◆ **Short task**
Each line that holds the word "свободно" counts once. Give the total number of such lines and nothing else.

◆ **Records from a collection**

-- begin --

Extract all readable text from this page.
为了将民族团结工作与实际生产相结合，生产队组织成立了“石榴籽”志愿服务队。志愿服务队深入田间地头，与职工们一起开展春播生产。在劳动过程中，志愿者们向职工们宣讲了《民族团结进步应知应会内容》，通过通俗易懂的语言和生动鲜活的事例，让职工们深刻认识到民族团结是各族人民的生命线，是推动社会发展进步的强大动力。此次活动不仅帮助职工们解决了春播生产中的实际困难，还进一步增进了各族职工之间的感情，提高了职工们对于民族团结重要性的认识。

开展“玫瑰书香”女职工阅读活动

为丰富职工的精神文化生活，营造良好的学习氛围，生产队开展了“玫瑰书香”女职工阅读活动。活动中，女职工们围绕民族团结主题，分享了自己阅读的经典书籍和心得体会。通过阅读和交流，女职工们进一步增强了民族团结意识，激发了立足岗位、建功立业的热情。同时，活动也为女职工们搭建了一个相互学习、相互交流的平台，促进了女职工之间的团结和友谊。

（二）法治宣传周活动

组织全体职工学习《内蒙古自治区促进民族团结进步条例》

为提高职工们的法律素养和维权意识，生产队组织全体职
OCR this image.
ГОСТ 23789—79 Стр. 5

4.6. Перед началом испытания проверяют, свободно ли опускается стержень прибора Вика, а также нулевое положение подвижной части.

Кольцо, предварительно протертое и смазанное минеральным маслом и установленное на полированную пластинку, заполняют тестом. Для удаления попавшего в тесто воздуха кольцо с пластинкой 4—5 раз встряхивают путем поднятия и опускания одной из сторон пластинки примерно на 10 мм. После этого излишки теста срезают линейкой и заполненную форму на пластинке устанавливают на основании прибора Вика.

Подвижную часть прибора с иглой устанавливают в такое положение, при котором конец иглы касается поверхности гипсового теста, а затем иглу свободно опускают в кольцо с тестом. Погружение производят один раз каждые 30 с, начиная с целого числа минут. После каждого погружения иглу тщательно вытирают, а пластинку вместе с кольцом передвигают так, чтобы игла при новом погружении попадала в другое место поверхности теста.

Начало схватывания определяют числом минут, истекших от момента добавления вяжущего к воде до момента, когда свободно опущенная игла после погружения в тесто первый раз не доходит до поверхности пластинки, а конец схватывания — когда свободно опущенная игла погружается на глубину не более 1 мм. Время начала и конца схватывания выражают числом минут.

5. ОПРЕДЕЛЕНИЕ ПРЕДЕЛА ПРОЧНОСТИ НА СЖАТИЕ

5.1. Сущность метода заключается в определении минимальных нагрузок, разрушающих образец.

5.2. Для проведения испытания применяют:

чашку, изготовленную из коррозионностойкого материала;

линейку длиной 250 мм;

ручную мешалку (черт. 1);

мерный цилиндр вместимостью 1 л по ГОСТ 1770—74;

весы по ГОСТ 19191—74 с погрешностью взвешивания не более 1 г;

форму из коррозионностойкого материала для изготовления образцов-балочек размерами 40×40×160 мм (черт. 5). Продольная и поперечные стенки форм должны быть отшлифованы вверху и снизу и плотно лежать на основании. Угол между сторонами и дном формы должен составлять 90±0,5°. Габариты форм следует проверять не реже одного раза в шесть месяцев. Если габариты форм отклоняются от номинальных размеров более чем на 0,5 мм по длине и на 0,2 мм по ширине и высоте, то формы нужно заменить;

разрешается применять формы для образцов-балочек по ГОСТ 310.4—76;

-- end --

◆ **Task response**
3